- CHALLENGE
Write out the records below word for word, please.

======

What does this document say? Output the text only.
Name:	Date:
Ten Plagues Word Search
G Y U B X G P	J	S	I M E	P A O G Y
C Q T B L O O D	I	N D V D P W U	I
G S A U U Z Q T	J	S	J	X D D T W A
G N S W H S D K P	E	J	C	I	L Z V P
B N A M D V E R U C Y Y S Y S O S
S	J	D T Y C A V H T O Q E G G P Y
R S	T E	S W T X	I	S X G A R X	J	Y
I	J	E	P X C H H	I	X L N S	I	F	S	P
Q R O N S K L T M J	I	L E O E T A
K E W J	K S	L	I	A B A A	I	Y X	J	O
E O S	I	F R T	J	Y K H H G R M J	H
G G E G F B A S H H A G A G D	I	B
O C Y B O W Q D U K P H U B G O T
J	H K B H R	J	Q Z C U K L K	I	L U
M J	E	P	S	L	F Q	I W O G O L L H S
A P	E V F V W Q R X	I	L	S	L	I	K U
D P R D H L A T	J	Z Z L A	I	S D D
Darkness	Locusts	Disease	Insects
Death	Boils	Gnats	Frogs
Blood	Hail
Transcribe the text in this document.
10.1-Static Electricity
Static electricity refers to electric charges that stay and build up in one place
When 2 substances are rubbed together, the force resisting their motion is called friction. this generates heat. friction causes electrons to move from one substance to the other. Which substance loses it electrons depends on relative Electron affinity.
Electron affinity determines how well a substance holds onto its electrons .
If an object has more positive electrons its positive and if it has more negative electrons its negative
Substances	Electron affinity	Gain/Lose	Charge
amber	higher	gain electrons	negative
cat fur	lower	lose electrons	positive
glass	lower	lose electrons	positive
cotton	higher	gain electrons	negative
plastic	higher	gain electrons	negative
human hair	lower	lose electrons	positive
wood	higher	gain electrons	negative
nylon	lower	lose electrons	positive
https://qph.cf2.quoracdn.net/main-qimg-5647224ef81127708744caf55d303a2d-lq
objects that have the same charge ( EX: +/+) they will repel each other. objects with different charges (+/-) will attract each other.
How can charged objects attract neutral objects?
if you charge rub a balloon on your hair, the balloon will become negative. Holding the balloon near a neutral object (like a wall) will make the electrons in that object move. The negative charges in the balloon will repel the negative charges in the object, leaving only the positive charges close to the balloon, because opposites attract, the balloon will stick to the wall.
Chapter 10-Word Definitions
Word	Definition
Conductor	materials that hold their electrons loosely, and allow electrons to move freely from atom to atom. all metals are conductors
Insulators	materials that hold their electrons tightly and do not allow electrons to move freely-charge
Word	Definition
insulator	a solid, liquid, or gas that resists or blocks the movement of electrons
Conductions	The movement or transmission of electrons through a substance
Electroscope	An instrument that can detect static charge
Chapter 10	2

======

- REPLY TO THE EXERCISE
What does this document say? Output the text only.
Name:	Date:
Ten Plagues Word Search
G Y U B X G P	J	S	I M E	P A O G Y
C Q T B L O O D	I	N D V D P W U	I
G S A U U Z Q T	J	S	J	X D D T W A
G N S W H S D K P	E	J	C	I	L Z V P
B N A M D V E R U C Y Y S Y S O S
S	J	D T Y C A V H T O Q E G G P Y
R S	T E	S W T X	I	S X G A R X	J	Y
I	J	E	P X C H H	I	X L N S	I	F	S	P
Q R O N S K L T M J	I	L E O E T A
K E W J	K S	L	I	A B A A	I	Y X	J	O
E O S	I	F R T	J	Y K H H G R M J	H
G G E G F B A S H H A G A G D	I	B
O C Y B O W Q D U K P H U B G O T
J	H K B H R	J	Q Z C U K L K	I	L U
M J	E	P	S	L	F Q	I W O G O L L H S
A P	E V F V W Q R X	I	L	S	L	I	K U
D P R D H L A T	J	Z Z L A	I	S D D
Darkness	Locusts	Disease	Insects
Death	Boils	Gnats	Frogs
Blood	Hail
Transcribe the text in this document.
10.1-Static Electricity
Static electricity refers to electric charges that stay and build up in one place
When 2 substances are rubbed together, the force resisting their motion is called friction. this generates heat. friction causes electrons to move from one substance to the other. Which substance loses it electrons depends on relative Electron affinity.
Electron affinity determines how well a substance holds onto its electrons .
If an object has more positive electrons its positive and if it has more negative electrons its negative
Substances	Electron affinity	Gain/Lose	Charge
amber	higher	gain electrons	negative
cat fur	lower	lose electrons	positive
glass	lower	lose electrons	positive
cotton	higher	gain electrons	negative
plastic	higher	gain electrons	negative
human hair	lower	lose electrons	positive
wood	higher	gain electrons	negative
nylon	lower	lose electrons	positive
https://qph.cf2.quoracdn.net/main-qimg-5647224ef81127708744caf55d303a2d-lq
objects that have the same charge ( EX: +/+) they will repel each other. objects with different charges (+/-) will attract each other.
How can charged objects attract neutral objects?
if you charge rub a balloon on your hair, the balloon will become negative. Holding the balloon near a neutral object (like a wall) will make the electrons in that object move. The negative charges in the balloon will repel the negative charges in the object, leaving only the positive charges close to the balloon, because opposites attract, the balloon will stick to the wall.
Chapter 10-Word Definitions
Word	Definition
Conductor	materials that hold their electrons loosely, and allow electrons to move freely from atom to atom. all metals are conductors
Insulators	materials that hold their electrons tightly and do not allow electrons to move freely-charge
Word	Definition
insulator	a solid, liquid, or gas that resists or blocks the movement of electrons
Conductions	The movement or transmission of electrons through a substance
Electroscope	An instrument that can detect static charge
Chapter 10	2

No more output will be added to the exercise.